EXTRACTED MATERIAL.
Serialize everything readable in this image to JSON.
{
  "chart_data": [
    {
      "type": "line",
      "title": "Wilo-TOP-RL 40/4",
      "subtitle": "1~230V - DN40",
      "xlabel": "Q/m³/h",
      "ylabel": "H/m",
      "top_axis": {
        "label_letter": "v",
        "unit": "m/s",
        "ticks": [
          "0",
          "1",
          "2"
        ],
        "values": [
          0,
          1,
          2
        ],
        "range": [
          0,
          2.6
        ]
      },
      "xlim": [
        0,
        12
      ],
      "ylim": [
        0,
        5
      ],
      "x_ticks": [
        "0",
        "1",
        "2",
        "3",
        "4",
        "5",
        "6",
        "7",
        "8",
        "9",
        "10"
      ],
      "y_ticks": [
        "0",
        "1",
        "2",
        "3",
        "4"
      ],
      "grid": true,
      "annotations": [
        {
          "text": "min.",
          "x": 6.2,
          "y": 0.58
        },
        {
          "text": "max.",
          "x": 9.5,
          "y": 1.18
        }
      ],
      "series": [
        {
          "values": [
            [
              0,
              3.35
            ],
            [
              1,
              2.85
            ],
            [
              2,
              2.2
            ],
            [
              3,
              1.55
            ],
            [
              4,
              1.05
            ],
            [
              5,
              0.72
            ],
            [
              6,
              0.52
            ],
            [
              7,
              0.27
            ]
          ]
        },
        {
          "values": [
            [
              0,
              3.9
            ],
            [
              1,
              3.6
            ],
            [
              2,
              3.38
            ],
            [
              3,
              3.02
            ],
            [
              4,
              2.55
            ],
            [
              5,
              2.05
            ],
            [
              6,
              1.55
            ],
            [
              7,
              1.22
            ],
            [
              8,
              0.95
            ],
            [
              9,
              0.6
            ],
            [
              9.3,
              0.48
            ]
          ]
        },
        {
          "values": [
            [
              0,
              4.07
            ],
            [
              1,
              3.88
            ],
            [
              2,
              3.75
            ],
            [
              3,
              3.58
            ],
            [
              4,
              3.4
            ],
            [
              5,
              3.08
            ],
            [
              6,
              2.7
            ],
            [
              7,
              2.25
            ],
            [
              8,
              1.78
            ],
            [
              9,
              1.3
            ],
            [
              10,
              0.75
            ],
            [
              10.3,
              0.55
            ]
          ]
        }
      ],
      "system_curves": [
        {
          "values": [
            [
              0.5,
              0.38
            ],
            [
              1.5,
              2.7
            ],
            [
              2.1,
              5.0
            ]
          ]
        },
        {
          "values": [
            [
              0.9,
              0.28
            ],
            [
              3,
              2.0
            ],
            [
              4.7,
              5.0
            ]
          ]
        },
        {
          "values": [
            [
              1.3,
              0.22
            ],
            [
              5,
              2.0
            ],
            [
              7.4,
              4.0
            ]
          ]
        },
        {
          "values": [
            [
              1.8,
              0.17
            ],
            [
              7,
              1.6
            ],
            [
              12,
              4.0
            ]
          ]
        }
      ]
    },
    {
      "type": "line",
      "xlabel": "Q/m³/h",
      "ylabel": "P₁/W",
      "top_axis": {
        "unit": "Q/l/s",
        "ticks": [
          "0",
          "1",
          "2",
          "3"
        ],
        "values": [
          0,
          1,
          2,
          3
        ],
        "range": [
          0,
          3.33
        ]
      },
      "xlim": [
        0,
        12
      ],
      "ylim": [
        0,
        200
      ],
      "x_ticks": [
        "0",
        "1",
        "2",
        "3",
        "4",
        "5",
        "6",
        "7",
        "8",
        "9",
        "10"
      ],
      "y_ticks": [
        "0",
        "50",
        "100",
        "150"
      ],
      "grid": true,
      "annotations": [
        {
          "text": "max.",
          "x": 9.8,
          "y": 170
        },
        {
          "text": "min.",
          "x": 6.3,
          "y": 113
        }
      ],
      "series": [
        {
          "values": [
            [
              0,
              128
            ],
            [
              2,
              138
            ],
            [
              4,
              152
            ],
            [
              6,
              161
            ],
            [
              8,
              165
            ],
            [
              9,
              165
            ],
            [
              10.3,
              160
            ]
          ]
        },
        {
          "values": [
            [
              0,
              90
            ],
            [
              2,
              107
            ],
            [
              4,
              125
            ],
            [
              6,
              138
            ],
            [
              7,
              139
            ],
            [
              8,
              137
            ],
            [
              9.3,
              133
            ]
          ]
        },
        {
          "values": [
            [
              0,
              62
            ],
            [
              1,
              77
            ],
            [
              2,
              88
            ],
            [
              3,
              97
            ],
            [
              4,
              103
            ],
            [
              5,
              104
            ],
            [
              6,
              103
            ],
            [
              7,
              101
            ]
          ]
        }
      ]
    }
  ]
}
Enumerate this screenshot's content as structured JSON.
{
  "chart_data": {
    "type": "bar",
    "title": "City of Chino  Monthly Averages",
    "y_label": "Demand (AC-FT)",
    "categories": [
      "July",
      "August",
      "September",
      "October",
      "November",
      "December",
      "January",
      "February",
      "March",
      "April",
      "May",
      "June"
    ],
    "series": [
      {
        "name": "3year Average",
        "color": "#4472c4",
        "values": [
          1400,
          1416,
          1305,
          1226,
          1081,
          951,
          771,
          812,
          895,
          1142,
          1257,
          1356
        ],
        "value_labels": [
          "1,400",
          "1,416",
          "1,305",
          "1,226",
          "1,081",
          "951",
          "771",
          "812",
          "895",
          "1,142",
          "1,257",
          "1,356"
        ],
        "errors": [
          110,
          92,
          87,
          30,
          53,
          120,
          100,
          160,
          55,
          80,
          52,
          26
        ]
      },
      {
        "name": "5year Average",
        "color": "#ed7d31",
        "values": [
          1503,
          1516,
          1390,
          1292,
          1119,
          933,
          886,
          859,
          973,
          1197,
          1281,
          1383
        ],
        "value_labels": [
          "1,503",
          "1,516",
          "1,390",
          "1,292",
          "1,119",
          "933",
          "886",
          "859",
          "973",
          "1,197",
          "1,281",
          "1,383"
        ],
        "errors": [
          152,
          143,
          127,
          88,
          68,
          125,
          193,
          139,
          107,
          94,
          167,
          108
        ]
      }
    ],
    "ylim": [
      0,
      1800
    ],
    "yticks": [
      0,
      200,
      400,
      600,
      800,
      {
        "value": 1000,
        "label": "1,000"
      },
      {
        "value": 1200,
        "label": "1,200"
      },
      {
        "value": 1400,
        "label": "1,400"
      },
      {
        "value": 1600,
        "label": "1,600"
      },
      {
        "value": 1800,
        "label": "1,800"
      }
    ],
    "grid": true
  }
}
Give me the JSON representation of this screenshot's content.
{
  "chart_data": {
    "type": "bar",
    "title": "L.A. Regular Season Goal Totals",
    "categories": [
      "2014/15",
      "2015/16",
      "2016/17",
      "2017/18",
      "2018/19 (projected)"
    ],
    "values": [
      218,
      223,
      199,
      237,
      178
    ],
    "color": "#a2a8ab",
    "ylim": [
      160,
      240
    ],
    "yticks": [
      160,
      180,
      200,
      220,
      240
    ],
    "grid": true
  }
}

INSTRUCTIONS FOR THE TASK.
Repeat the data exactly. Leave nothing out.

FINISHED TASK.
Serialize everything readable in this image to JSON.
{
  "chart_data": [
    {
      "type": "line",
      "title": "Wilo-TOP-RL 40/4",
      "subtitle": "1~230V - DN40",
      "xlabel": "Q/m³/h",
      "ylabel": "H/m",
      "top_axis": {
        "label_letter": "v",
        "unit": "m/s",
        "ticks": [
          "0",
          "1",
          "2"
        ],
        "values": [
          0,
          1,
          2
        ],
        "range": [
          0,
          2.6
        ]
      },
      "xlim": [
        0,
        12
      ],
      "ylim": [
        0,
        5
      ],
      "x_ticks": [
        "0",
        "1",
        "2",
        "3",
        "4",
        "5",
        "6",
        "7",
        "8",
        "9",
        "10"
      ],
      "y_ticks": [
        "0",
        "1",
        "2",
        "3",
        "4"
      ],
      "grid": true,
      "annotations": [
        {
          "text": "min.",
          "x": 6.2,
          "y": 0.58
        },
        {
          "text": "max.",
          "x": 9.5,
          "y": 1.18
        }
      ],
      "series": [
        {
          "values": [
            [
              0,
              3.35
            ],
            [
              1,
              2.85
            ],
            [
              2,
              2.2
            ],
            [
              3,
              1.55
            ],
            [
              4,
              1.05
            ],
            [
              5,
              0.72
            ],
            [
              6,
              0.52
            ],
            [
              7,
              0.27
            ]
          ]
        },
        {
          "values": [
            [
              0,
              3.9
            ],
            [
              1,
              3.6
            ],
            [
              2,
              3.38
            ],
            [
              3,
              3.02
            ],
            [
              4,
              2.55
            ],
            [
              5,
              2.05
            ],
            [
              6,
              1.55
            ],
            [
              7,
              1.22
            ],
            [
              8,
              0.95
            ],
            [
              9,
              0.6
            ],
            [
              9.3,
              0.48
            ]
          ]
        },
        {
          "values": [
            [
              0,
              4.07
            ],
            [
              1,
              3.88
            ],
            [
              2,
              3.75
            ],
            [
              3,
              3.58
            ],
            [
              4,
              3.4
            ],
            [
              5,
              3.08
            ],
            [
              6,
              2.7
            ],
            [
              7,
              2.25
            ],
            [
              8,
              1.78
            ],
            [
              9,
              1.3
            ],
            [
              10,
              0.75
            ],
            [
              10.3,
              0.55
            ]
          ]
        }
      ],
      "system_curves": [
        {
          "values": [
            [
              0.5,
              0.38
            ],
            [
              1.5,
              2.7
            ],
            [
              2.1,
              5.0
            ]
          ]
        },
        {
          "values": [
            [
              0.9,
              0.28
            ],
            [
              3,
              2.0
            ],
            [
              4.7,
              5.0
            ]
          ]
        },
        {
          "values": [
            [
              1.3,
              0.22
            ],
            [
              5,
              2.0
            ],
            [
              7.4,
              4.0
            ]
          ]
        },
        {
          "values": [
            [
              1.8,
              0.17
            ],
            [
              7,
              1.6
            ],
            [
              12,
              4.0
            ]
          ]
        }
      ]
    },
    {
      "type": "line",
      "xlabel": "Q/m³/h",
      "ylabel": "P₁/W",
      "top_axis": {
        "unit": "Q/l/s",
        "ticks": [
          "0",
          "1",
          "2",
          "3"
        ],
        "values": [
          0,
          1,
          2,
          3
        ],
        "range": [
          0,
          3.33
        ]
      },
      "xlim": [
        0,
        12
      ],
      "ylim": [
        0,
        200
      ],
      "x_ticks": [
        "0",
        "1",
        "2",
        "3",
        "4",
        "5",
        "6",
        "7",
        "8",
        "9",
        "10"
      ],
      "y_ticks": [
        "0",
        "50",
        "100",
        "150"
      ],
      "grid": true,
      "annotations": [
        {
          "text": "max.",
          "x": 9.8,
          "y": 170
        },
        {
          "text": "min.",
          "x": 6.3,
          "y": 113
        }
      ],
      "series": [
        {
          "values": [
            [
              0,
              128
            ],
            [
              2,
              138
            ],
            [
              4,
              152
            ],
            [
              6,
              161
            ],
            [
              8,
              165
            ],
            [
              9,
              165
            ],
            [
              10.3,
              160
            ]
          ]
        },
        {
          "values": [
            [
              0,
              90
            ],
            [
              2,
              107
            ],
            [
              4,
              125
            ],
            [
              6,
              138
            ],
            [
              7,
              139
            ],
            [
              8,
              137
            ],
            [
              9.3,
              133
            ]
          ]
        },
        {
          "values": [
            [
              0,
              62
            ],
            [
              1,
              77
            ],
            [
              2,
              88
            ],
            [
              3,
              97
            ],
            [
              4,
              103
            ],
            [
              5,
              104
            ],
            [
              6,
              103
            ],
            [
              7,
              101
            ]
          ]
        }
      ]
    }
  ]
}
Enumerate this screenshot's content as structured JSON.
{
  "chart_data": {
    "type": "bar",
    "title": "City of Chino  Monthly Averages",
    "y_label": "Demand (AC-FT)",
    "categories": [
      "July",
      "August",
      "September",
      "October",
      "November",
      "December",
      "January",
      "February",
      "March",
      "April",
      "May",
      "June"
    ],
    "series": [
      {
        "name": "3year Average",
        "color": "#4472c4",
        "values": [
          1400,
          1416,
          1305,
          1226,
          1081,
          951,
          771,
          812,
          895,
          1142,
          1257,
          1356
        ],
        "value_labels": [
          "1,400",
          "1,416",
          "1,305",
          "1,226",
          "1,081",
          "951",
          "771",
          "812",
          "895",
          "1,142",
          "1,257",
          "1,356"
        ],
        "errors": [
          110,
          92,
          87,
          30,
          53,
          120,
          100,
          160,
          55,
          80,
          52,
          26
        ]
      },
      {
        "name": "5year Average",
        "color": "#ed7d31",
        "values": [
          1503,
          1516,
          1390,
          1292,
          1119,
          933,
          886,
          859,
          973,
          1197,
          1281,
          1383
        ],
        "value_labels": [
          "1,503",
          "1,516",
          "1,390",
          "1,292",
          "1,119",
          "933",
          "886",
          "859",
          "973",
          "1,197",
          "1,281",
          "1,383"
        ],
        "errors": [
          152,
          143,
          127,
          88,
          68,
          125,
          193,
          139,
          107,
          94,
          167,
          108
        ]
      }
    ],
    "ylim": [
      0,
      1800
    ],
    "yticks": [
      0,
      200,
      400,
      600,
      800,
      {
        "value": 1000,
        "label": "1,000"
      },
      {
        "value": 1200,
        "label": "1,200"
      },
      {
        "value": 1400,
        "label": "1,400"
      },
      {
        "value": 1600,
        "label": "1,600"
      },
      {
        "value": 1800,
        "label": "1,800"
      }
    ],
    "grid": true
  }
}
Give me the JSON representation of this screenshot's content.
{
  "chart_data": {
    "type": "bar",
    "title": "L.A. Regular Season Goal Totals",
    "categories": [
      "2014/15",
      "2015/16",
      "2016/17",
      "2017/18",
      "2018/19 (projected)"
    ],
    "values": [
      218,
      223,
      199,
      237,
      178
    ],
    "color": "#a2a8ab",
    "ylim": [
      160,
      240
    ],
    "yticks": [
      160,
      180,
      200,
      220,
      240
    ],
    "grid": true
  }
}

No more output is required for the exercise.